* _Records that describe figures_
.....

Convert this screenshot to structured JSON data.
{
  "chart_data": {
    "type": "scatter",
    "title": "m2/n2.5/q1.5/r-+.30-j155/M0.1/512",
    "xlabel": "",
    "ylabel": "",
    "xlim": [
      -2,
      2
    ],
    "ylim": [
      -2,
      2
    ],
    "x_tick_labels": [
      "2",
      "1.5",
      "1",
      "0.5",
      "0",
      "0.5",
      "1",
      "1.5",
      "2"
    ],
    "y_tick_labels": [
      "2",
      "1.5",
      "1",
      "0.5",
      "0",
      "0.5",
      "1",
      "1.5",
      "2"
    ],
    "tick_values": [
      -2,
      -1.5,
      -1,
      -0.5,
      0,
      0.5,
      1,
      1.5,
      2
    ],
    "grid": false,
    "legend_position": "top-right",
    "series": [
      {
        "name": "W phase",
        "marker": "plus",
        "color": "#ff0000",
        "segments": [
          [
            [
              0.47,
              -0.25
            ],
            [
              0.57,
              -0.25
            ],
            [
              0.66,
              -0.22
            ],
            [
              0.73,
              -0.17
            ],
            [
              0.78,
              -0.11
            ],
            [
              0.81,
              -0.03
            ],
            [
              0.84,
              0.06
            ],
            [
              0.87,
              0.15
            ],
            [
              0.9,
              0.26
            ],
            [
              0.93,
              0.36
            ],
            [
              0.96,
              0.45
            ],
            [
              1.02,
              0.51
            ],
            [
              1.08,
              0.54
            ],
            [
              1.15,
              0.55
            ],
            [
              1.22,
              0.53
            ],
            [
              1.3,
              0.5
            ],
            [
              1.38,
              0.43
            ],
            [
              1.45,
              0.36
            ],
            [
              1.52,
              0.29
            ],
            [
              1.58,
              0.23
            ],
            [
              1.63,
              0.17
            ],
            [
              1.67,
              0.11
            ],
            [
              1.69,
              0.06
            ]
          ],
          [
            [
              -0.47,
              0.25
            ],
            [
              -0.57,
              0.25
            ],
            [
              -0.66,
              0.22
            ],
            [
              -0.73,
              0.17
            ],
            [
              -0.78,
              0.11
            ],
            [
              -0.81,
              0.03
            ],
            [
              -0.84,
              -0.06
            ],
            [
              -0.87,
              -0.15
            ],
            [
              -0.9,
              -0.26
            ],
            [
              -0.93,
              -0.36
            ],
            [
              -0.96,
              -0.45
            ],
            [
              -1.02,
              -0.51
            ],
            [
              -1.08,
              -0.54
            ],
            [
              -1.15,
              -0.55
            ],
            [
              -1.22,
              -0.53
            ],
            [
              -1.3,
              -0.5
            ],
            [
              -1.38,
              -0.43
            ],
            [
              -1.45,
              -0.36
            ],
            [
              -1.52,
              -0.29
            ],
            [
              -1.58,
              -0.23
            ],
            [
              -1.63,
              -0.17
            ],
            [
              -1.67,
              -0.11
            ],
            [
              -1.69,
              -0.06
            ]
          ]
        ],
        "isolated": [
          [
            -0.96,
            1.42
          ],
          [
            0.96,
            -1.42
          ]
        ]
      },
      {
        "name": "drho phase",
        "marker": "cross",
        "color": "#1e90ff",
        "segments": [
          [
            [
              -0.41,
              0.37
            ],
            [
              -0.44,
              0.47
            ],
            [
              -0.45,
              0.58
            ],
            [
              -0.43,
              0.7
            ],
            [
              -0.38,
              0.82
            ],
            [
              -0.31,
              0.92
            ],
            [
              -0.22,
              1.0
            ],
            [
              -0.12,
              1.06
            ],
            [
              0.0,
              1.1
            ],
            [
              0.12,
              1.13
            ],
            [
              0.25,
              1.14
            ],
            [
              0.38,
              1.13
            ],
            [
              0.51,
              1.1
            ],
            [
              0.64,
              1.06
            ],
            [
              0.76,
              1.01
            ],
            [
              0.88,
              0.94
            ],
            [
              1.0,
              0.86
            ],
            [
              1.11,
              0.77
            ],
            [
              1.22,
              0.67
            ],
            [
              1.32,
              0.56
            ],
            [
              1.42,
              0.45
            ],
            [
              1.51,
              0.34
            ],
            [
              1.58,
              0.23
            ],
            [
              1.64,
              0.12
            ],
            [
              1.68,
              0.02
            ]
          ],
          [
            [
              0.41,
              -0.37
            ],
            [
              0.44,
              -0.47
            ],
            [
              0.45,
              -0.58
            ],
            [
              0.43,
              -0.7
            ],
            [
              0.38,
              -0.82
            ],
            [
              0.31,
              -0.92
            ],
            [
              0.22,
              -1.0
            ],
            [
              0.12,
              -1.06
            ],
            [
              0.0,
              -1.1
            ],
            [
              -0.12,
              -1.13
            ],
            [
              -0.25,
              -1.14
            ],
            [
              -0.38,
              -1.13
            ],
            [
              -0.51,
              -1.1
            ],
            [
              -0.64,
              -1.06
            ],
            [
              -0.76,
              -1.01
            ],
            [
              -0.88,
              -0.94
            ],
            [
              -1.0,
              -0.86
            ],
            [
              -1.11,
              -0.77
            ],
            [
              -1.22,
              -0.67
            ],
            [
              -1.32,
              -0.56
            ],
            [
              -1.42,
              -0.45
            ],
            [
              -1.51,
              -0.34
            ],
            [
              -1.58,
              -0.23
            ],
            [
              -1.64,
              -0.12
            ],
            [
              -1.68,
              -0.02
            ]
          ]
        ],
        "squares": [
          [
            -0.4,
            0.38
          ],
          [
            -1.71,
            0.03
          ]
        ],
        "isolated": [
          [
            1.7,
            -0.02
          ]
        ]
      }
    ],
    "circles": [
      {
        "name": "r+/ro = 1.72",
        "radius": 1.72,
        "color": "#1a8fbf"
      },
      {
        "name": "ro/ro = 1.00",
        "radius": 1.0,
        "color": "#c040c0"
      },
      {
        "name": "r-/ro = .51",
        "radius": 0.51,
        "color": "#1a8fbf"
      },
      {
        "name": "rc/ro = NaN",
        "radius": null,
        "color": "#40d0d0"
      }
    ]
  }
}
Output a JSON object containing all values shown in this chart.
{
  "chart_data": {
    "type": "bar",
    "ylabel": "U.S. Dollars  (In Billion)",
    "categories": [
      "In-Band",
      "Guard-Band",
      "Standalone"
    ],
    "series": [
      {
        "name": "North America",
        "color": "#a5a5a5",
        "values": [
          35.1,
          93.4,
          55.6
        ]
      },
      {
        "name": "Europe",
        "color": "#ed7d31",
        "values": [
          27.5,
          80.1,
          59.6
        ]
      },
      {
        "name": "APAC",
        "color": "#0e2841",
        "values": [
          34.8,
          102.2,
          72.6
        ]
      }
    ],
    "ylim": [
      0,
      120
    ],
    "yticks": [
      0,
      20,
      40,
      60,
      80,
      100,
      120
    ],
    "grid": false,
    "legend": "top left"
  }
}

.....

* _Exercise instructions_
Take the lines from the one containing "Output a JSON" to the last line of the material above and write them out exactly.

* _Exercise solution_
Output a JSON object containing all values shown in this chart.
{
  "chart_data": {
    "type": "bar",
    "ylabel": "U.S. Dollars  (In Billion)",
    "categories": [
      "In-Band",
      "Guard-Band",
      "Standalone"
    ],
    "series": [
      {
        "name": "North America",
        "color": "#a5a5a5",
        "values": [
          35.1,
          93.4,
          55.6
        ]
      },
      {
        "name": "Europe",
        "color": "#ed7d31",
        "values": [
          27.5,
          80.1,
          59.6
        ]
      },
      {
        "name": "APAC",
        "color": "#0e2841",
        "values": [
          34.8,
          102.2,
          72.6
        ]
      }
    ],
    "ylim": [
      0,
      120
    ],
    "yticks": [
      0,
      20,
      40,
      60,
      80,
      100,
      120
    ],
    "grid": false,
    "legend": "top left"
  }
}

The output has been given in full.